Material for this exercise »
──────
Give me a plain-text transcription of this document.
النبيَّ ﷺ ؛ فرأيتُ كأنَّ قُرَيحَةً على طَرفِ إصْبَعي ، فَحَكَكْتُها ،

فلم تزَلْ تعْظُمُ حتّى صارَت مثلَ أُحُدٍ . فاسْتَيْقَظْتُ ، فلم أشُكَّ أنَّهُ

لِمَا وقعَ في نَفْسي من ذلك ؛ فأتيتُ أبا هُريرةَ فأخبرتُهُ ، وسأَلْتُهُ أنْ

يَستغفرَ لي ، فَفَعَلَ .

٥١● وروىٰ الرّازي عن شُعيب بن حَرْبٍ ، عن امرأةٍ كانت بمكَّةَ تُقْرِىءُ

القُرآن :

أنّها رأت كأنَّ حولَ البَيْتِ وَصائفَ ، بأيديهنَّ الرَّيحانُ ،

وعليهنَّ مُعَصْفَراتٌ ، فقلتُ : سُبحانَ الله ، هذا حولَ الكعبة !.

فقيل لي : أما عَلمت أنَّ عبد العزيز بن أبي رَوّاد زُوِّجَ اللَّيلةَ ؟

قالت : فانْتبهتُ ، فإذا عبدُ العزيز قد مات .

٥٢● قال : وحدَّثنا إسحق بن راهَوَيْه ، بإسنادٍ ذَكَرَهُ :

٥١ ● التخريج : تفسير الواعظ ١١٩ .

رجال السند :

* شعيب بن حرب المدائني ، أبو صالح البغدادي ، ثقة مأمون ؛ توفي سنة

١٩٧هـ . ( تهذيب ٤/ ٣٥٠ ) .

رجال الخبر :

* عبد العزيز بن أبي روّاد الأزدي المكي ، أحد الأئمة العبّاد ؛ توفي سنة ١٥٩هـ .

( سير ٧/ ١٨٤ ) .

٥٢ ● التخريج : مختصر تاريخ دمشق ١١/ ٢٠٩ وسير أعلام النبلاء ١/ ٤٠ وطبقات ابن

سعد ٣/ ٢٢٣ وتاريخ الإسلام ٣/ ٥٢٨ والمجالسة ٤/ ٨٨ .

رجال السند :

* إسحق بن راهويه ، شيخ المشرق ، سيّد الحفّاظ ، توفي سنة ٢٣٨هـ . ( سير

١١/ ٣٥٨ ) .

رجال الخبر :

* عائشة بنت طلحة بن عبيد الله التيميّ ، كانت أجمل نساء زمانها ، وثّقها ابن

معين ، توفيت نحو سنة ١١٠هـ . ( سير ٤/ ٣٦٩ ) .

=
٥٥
──────
What is asked »
Repeat every entry word for word.

Task response »
Give me a plain-text transcription of this document.
النبيَّ ﷺ ؛ فرأيتُ كأنَّ قُرَيحَةً على طَرفِ إصْبَعي ، فَحَكَكْتُها ،

فلم تزَلْ تعْظُمُ حتّى صارَت مثلَ أُحُدٍ . فاسْتَيْقَظْتُ ، فلم أشُكَّ أنَّهُ

لِمَا وقعَ في نَفْسي من ذلك ؛ فأتيتُ أبا هُريرةَ فأخبرتُهُ ، وسأَلْتُهُ أنْ

يَستغفرَ لي ، فَفَعَلَ .

٥١● وروىٰ الرّازي عن شُعيب بن حَرْبٍ ، عن امرأةٍ كانت بمكَّةَ تُقْرِىءُ

القُرآن :

أنّها رأت كأنَّ حولَ البَيْتِ وَصائفَ ، بأيديهنَّ الرَّيحانُ ،

وعليهنَّ مُعَصْفَراتٌ ، فقلتُ : سُبحانَ الله ، هذا حولَ الكعبة !.

فقيل لي : أما عَلمت أنَّ عبد العزيز بن أبي رَوّاد زُوِّجَ اللَّيلةَ ؟

قالت : فانْتبهتُ ، فإذا عبدُ العزيز قد مات .

٥٢● قال : وحدَّثنا إسحق بن راهَوَيْه ، بإسنادٍ ذَكَرَهُ :

٥١ ● التخريج : تفسير الواعظ ١١٩ .

رجال السند :

* شعيب بن حرب المدائني ، أبو صالح البغدادي ، ثقة مأمون ؛ توفي سنة

١٩٧هـ . ( تهذيب ٤/ ٣٥٠ ) .

رجال الخبر :

* عبد العزيز بن أبي روّاد الأزدي المكي ، أحد الأئمة العبّاد ؛ توفي سنة ١٥٩هـ .

( سير ٧/ ١٨٤ ) .

٥٢ ● التخريج : مختصر تاريخ دمشق ١١/ ٢٠٩ وسير أعلام النبلاء ١/ ٤٠ وطبقات ابن

سعد ٣/ ٢٢٣ وتاريخ الإسلام ٣/ ٥٢٨ والمجالسة ٤/ ٨٨ .

رجال السند :

* إسحق بن راهويه ، شيخ المشرق ، سيّد الحفّاظ ، توفي سنة ٢٣٨هـ . ( سير

١١/ ٣٥٨ ) .

رجال الخبر :

* عائشة بنت طلحة بن عبيد الله التيميّ ، كانت أجمل نساء زمانها ، وثّقها ابن

معين ، توفيت نحو سنة ١١٠هـ . ( سير ٤/ ٣٦٩ ) .

=
٥٥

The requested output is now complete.